What the task asks: Within the records below, find each line that holds the string "COVERED", then copy it.

--- Start of Input data ---

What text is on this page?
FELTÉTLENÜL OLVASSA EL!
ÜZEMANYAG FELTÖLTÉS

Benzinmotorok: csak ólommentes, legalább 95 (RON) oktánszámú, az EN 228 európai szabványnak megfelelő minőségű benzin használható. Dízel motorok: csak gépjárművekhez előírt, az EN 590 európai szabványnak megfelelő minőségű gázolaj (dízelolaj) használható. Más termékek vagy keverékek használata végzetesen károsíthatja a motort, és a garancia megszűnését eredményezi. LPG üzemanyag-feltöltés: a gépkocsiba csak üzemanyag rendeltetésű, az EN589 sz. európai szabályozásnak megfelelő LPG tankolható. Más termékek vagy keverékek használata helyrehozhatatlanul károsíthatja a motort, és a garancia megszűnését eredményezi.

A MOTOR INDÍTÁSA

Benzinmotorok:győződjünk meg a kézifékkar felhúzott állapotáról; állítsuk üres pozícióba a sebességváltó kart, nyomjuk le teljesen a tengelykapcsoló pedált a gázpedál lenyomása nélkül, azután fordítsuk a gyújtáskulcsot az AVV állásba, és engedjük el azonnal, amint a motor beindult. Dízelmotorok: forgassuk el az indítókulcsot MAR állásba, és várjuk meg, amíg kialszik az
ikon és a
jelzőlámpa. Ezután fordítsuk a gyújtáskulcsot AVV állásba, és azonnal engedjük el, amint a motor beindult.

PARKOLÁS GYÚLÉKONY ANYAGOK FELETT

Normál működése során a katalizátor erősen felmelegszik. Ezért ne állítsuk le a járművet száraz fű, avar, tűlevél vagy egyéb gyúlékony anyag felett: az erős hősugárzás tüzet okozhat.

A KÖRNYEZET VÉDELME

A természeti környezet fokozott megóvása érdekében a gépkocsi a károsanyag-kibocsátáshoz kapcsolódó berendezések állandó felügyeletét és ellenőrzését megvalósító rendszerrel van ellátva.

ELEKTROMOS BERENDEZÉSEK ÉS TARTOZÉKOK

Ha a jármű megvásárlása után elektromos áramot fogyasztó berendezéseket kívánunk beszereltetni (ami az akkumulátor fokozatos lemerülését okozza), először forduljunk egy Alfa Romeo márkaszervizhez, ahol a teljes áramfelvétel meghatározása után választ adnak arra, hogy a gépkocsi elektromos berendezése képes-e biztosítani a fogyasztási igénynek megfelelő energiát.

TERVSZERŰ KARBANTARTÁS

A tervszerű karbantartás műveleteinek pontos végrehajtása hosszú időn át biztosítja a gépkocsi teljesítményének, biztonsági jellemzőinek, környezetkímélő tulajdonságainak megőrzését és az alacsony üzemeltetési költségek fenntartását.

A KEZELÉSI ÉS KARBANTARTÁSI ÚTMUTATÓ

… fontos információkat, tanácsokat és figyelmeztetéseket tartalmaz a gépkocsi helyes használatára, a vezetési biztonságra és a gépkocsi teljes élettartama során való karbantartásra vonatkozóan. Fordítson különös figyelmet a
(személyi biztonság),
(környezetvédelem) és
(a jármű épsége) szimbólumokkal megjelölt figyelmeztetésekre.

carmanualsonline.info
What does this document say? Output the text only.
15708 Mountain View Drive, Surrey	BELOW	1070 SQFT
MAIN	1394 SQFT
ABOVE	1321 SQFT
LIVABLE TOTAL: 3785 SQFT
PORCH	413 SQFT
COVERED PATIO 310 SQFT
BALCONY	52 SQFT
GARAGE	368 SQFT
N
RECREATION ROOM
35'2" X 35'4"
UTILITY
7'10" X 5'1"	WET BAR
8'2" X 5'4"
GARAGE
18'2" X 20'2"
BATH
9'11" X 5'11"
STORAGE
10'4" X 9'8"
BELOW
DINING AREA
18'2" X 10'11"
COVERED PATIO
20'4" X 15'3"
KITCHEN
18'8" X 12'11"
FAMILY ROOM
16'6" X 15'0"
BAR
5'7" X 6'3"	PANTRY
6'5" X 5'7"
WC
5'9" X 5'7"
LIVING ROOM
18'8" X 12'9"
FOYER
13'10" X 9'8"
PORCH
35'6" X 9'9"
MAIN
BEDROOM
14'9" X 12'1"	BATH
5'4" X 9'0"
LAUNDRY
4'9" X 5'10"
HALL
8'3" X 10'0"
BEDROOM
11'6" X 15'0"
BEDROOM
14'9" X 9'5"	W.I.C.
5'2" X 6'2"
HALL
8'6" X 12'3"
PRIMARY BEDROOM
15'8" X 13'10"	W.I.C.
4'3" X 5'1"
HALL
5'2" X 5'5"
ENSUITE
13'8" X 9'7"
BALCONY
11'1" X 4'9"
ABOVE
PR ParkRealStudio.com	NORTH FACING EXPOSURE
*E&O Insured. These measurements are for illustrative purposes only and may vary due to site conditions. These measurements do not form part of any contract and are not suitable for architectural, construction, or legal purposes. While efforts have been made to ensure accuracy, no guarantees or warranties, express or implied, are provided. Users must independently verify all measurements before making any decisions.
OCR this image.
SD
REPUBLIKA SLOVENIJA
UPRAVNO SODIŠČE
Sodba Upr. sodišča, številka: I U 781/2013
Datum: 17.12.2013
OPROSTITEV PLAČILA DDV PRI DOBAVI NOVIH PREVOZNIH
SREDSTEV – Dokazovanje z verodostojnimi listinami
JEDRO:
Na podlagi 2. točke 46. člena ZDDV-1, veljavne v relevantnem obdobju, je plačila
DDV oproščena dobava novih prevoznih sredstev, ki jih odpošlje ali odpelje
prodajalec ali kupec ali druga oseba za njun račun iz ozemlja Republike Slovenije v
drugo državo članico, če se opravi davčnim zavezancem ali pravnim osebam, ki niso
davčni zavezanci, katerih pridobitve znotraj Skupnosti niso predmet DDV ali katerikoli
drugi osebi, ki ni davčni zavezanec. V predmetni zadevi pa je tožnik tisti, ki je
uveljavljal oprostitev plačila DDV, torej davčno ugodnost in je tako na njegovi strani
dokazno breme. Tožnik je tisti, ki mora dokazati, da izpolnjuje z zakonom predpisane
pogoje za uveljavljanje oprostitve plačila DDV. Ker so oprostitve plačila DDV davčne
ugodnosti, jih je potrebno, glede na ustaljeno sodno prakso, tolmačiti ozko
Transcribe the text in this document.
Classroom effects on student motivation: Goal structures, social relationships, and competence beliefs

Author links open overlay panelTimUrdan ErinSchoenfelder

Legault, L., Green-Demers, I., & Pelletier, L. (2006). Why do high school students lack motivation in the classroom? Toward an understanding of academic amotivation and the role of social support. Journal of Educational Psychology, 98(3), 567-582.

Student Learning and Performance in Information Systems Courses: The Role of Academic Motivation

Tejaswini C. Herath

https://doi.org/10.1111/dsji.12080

--- End of Input data ---

The output:
COVERED PATIO 310 SQFT
COVERED PATIO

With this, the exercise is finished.